Records shown:
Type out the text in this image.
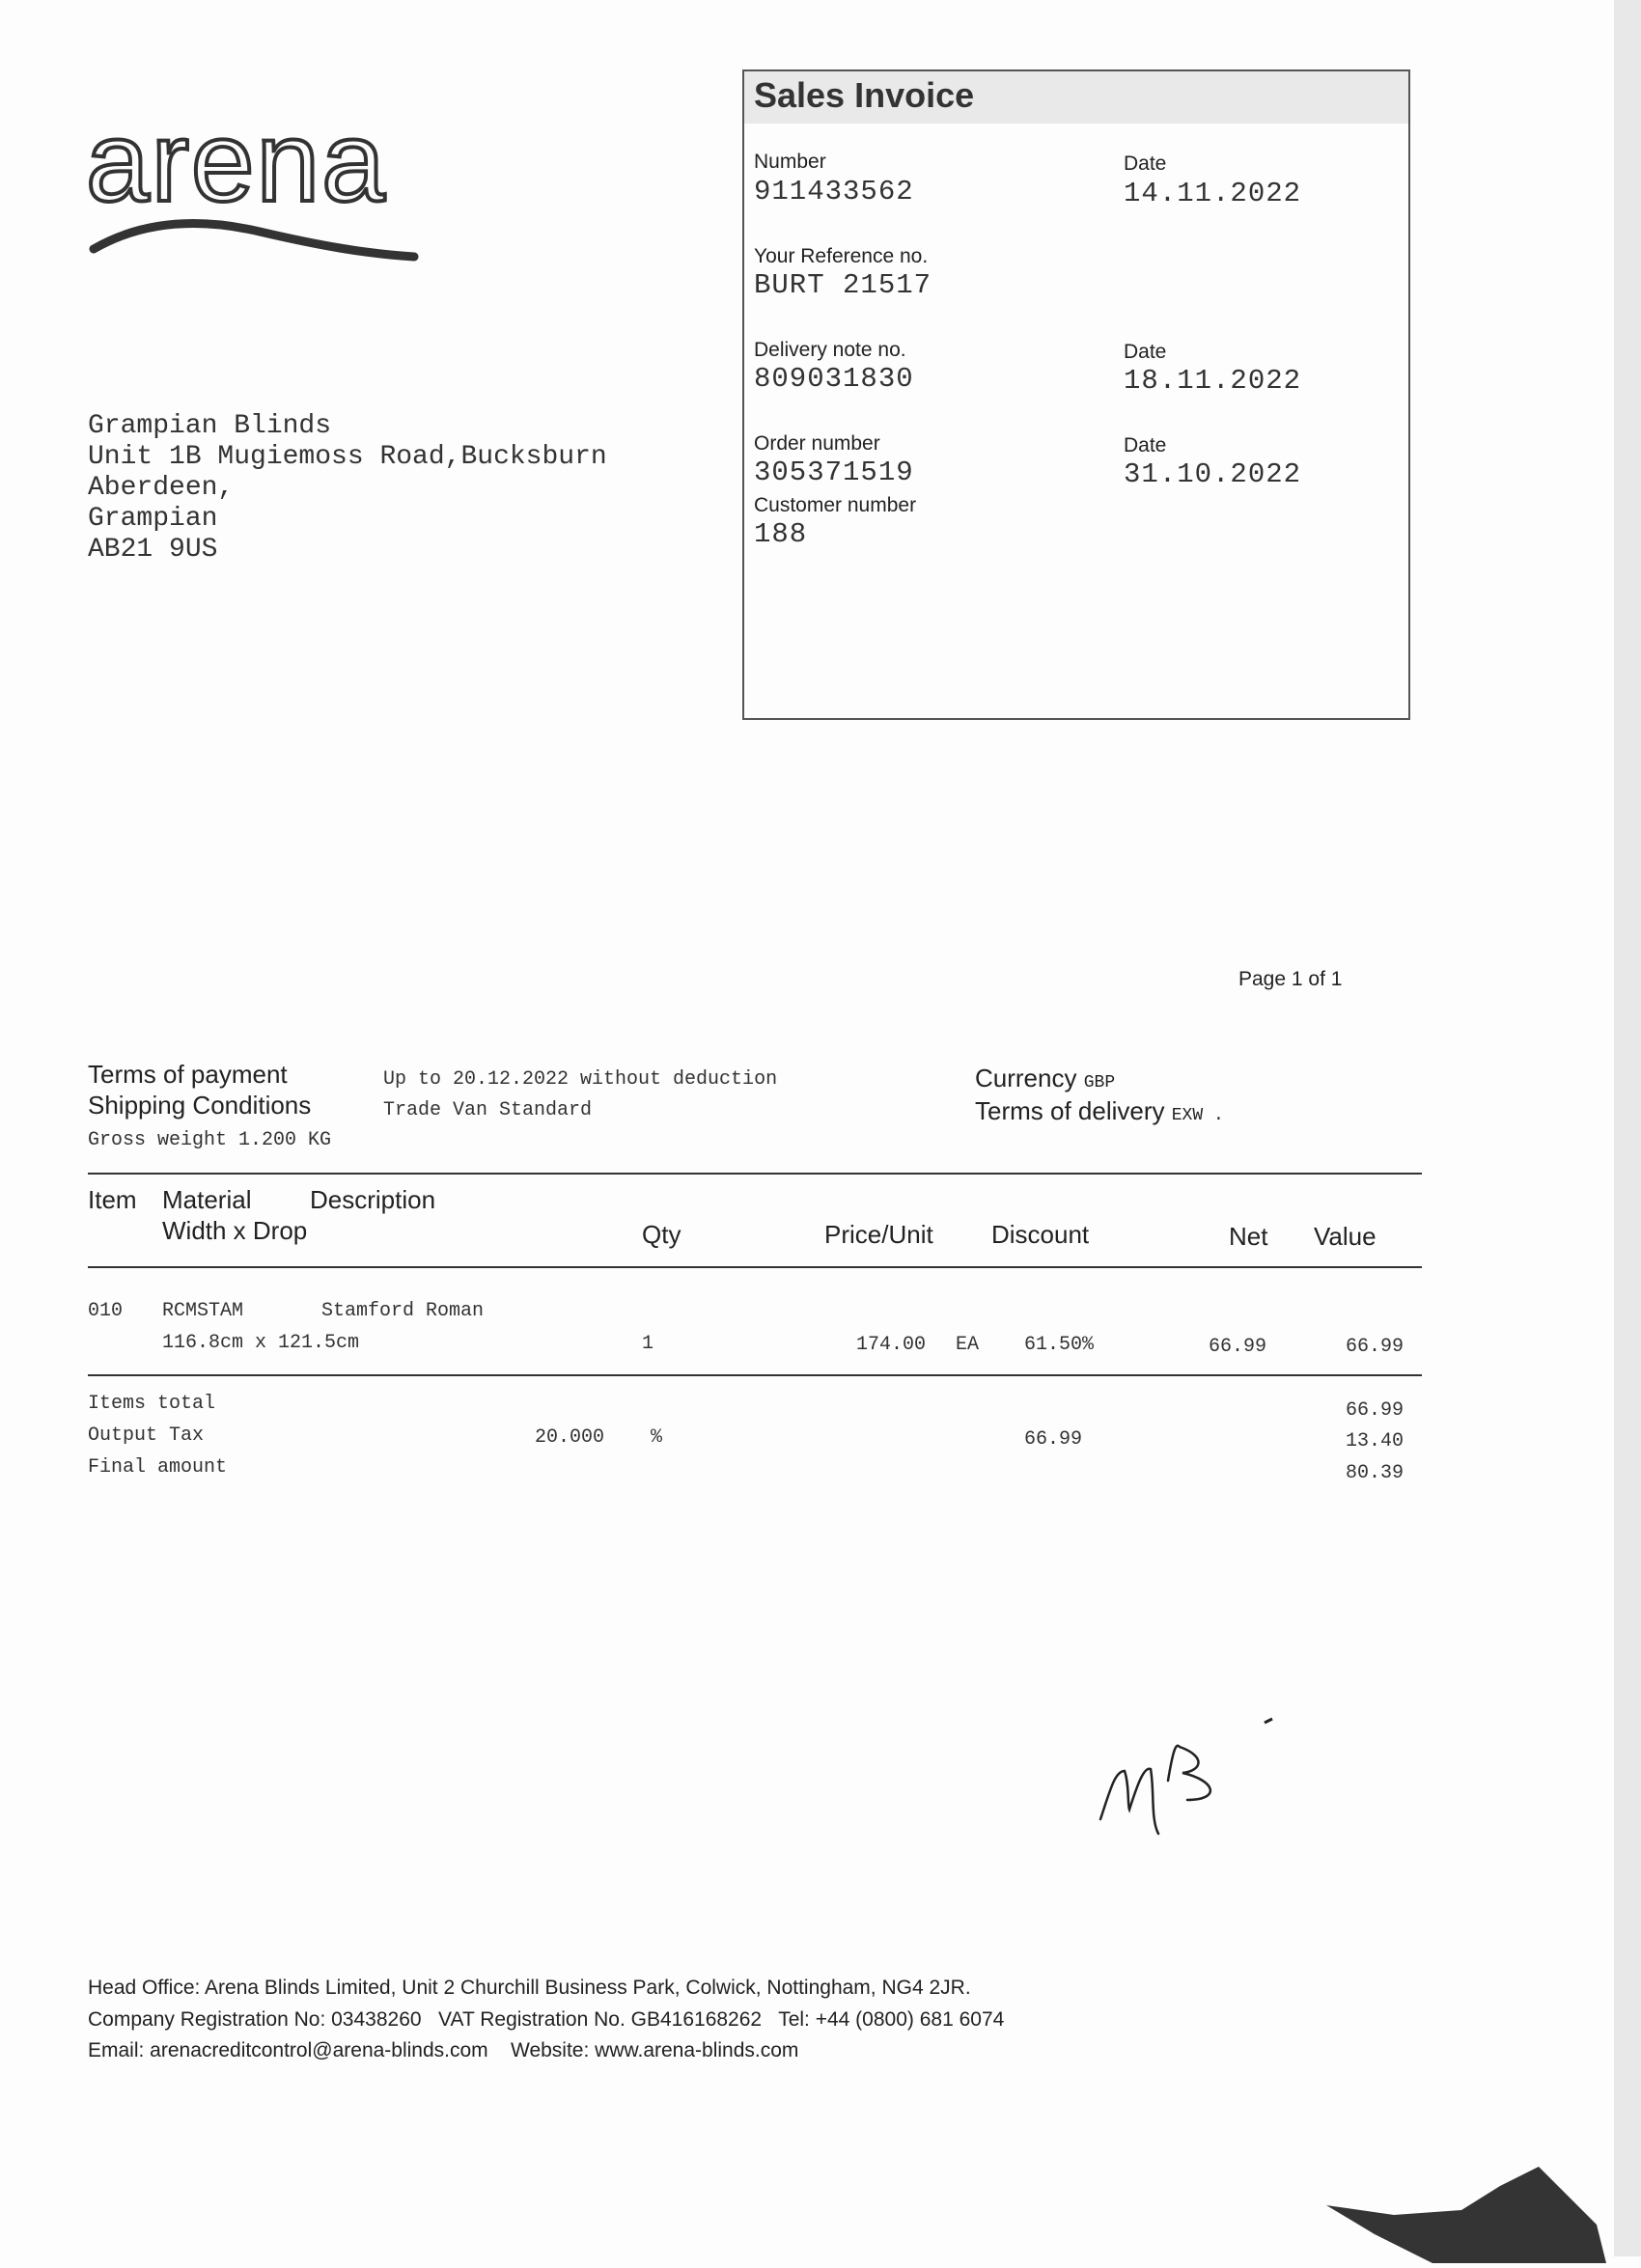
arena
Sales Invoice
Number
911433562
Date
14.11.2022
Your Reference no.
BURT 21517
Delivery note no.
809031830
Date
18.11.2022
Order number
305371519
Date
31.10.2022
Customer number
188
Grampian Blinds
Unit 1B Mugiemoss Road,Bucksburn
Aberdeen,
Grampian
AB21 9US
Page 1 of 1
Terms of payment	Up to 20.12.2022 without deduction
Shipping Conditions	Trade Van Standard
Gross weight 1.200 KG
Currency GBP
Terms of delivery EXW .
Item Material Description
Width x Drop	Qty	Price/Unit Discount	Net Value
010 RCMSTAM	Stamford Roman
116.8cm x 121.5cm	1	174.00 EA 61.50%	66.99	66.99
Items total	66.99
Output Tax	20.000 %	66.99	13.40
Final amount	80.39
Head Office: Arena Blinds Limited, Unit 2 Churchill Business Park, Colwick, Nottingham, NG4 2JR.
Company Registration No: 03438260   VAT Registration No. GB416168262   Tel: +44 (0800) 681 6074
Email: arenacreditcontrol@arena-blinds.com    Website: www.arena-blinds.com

Goal: Find the number of lines in which the word "Terms" occurs, and write nothing but that number.

Exercise output: 2